Written problem
Of the lines below, how many hold the string "tomatoes"? Give only the number.

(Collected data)
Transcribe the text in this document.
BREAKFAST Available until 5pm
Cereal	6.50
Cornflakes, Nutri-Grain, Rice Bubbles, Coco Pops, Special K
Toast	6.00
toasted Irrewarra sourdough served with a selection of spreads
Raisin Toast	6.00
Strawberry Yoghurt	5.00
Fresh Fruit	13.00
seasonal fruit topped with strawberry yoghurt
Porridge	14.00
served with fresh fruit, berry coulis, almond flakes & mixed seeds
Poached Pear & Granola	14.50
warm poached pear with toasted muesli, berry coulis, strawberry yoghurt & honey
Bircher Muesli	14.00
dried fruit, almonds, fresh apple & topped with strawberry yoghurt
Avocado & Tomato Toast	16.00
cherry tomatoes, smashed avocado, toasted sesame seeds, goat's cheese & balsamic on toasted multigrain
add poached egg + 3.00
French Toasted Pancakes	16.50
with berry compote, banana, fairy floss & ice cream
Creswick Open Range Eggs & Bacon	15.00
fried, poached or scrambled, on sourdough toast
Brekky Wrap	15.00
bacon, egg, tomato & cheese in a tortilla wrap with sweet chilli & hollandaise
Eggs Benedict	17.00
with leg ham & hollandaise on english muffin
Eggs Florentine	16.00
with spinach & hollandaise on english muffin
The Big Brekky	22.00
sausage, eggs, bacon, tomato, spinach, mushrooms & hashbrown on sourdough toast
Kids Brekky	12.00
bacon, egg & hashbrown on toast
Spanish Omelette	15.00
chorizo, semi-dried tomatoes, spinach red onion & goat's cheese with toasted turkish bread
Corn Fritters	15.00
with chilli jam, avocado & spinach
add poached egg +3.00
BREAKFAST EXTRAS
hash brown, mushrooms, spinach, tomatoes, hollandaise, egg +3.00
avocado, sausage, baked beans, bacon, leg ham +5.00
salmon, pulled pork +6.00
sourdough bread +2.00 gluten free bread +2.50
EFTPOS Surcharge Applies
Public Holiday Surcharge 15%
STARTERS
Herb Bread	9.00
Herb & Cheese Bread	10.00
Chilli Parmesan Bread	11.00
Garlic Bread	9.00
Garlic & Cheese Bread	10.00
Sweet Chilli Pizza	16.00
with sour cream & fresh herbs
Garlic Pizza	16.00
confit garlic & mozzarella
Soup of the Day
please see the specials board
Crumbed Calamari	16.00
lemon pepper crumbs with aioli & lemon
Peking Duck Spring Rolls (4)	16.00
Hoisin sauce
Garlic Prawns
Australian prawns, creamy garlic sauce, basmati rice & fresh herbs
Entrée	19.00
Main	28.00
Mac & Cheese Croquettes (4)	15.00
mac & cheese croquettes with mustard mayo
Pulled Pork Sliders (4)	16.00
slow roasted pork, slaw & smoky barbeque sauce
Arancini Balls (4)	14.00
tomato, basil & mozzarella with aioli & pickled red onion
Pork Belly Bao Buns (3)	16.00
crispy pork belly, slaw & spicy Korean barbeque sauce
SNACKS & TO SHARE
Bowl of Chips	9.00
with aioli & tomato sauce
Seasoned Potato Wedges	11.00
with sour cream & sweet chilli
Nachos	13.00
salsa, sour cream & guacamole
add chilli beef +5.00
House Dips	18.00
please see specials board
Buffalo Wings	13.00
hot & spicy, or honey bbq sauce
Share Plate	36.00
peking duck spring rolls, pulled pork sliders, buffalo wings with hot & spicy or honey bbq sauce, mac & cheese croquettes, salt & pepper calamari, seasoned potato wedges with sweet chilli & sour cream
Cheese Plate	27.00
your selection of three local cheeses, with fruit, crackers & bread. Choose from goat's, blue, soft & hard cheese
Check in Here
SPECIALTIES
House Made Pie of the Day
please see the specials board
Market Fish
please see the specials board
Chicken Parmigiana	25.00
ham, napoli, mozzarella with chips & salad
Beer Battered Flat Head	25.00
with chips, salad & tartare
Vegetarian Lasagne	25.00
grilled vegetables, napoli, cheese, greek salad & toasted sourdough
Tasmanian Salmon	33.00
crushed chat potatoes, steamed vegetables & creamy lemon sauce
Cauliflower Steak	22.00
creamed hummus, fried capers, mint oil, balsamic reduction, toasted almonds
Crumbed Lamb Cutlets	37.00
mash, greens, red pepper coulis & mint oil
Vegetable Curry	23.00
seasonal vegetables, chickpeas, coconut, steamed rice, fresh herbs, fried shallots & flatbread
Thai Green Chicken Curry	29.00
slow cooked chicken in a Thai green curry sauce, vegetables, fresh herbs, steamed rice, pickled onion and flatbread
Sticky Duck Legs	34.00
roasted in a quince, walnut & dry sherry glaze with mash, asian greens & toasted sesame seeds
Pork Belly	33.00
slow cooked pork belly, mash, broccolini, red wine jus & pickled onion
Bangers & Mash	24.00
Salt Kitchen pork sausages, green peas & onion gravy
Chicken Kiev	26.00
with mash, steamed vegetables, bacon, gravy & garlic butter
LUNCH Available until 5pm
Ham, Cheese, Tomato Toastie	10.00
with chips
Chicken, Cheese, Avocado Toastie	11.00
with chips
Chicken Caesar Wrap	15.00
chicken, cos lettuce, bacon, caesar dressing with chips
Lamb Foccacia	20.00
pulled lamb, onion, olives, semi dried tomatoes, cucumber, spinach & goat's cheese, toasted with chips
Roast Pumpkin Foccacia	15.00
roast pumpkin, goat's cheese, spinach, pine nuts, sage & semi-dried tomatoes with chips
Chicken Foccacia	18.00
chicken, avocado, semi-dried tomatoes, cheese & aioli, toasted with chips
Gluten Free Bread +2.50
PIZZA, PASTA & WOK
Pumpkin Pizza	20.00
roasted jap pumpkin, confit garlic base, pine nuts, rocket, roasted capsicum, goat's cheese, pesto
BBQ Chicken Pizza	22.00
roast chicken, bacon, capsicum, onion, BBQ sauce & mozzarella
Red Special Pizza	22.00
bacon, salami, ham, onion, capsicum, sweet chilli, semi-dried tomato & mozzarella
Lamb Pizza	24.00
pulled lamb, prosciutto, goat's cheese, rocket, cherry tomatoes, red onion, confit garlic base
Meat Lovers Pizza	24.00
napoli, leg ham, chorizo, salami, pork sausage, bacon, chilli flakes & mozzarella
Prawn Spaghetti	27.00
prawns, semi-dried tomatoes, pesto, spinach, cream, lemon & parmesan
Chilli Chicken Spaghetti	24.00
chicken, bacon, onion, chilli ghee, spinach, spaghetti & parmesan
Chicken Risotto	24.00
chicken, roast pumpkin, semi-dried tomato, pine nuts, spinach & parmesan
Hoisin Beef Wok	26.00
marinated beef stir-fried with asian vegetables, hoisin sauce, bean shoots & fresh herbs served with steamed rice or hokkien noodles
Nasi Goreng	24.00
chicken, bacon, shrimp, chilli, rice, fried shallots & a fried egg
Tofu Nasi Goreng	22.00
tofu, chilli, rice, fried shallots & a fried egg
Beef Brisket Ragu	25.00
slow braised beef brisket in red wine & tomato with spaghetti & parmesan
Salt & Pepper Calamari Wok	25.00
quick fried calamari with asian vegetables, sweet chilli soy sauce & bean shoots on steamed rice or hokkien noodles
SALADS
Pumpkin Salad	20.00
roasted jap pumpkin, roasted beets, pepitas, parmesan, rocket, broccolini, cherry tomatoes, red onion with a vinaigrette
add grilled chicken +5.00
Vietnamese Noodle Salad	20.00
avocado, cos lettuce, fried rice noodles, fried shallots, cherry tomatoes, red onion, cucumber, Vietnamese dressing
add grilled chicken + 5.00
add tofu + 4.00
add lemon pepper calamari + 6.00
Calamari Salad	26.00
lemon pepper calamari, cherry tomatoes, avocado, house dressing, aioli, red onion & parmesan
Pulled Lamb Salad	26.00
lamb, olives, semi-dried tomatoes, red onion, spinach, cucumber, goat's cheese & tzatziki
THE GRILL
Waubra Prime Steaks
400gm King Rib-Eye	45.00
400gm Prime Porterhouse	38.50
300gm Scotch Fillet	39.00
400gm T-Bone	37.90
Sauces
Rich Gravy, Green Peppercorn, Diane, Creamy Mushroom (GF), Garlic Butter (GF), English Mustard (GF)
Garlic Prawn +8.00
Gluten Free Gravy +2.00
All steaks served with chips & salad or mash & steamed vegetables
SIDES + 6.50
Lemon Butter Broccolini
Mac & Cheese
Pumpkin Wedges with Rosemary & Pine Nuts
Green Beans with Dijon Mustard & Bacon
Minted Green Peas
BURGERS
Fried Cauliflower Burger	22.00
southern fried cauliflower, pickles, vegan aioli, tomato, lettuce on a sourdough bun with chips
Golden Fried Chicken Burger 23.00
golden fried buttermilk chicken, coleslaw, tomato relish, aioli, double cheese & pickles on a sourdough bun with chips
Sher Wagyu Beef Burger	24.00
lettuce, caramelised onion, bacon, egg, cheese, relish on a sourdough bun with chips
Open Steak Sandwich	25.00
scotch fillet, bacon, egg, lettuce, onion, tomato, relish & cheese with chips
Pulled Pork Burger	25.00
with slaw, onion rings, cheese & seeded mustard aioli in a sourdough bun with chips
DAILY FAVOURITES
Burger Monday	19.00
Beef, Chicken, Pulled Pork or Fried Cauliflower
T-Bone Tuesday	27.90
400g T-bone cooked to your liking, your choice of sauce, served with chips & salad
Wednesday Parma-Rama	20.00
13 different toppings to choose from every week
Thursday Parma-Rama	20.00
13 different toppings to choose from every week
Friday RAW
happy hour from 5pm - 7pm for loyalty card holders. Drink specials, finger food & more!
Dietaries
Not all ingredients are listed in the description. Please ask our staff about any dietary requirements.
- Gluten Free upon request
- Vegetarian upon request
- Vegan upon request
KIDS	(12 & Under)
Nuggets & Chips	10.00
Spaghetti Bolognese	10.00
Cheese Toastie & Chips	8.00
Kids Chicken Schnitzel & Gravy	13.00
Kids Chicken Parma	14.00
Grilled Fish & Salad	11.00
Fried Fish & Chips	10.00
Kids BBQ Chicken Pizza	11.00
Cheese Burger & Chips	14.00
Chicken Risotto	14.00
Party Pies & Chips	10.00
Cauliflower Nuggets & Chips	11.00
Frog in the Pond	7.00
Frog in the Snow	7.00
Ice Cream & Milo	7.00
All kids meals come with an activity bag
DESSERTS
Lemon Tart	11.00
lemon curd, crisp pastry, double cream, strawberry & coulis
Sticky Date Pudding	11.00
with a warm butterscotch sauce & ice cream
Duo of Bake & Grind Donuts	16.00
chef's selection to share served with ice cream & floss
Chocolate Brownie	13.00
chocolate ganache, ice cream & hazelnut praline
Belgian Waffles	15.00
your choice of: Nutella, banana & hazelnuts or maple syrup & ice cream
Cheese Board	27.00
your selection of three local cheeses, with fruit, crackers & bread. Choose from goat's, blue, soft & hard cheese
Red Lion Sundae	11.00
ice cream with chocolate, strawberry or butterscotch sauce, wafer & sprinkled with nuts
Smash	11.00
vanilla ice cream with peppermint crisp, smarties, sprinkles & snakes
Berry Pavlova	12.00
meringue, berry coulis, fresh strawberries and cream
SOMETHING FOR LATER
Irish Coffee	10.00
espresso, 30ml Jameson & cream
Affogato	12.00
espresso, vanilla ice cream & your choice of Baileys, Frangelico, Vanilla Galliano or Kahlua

Correct result
12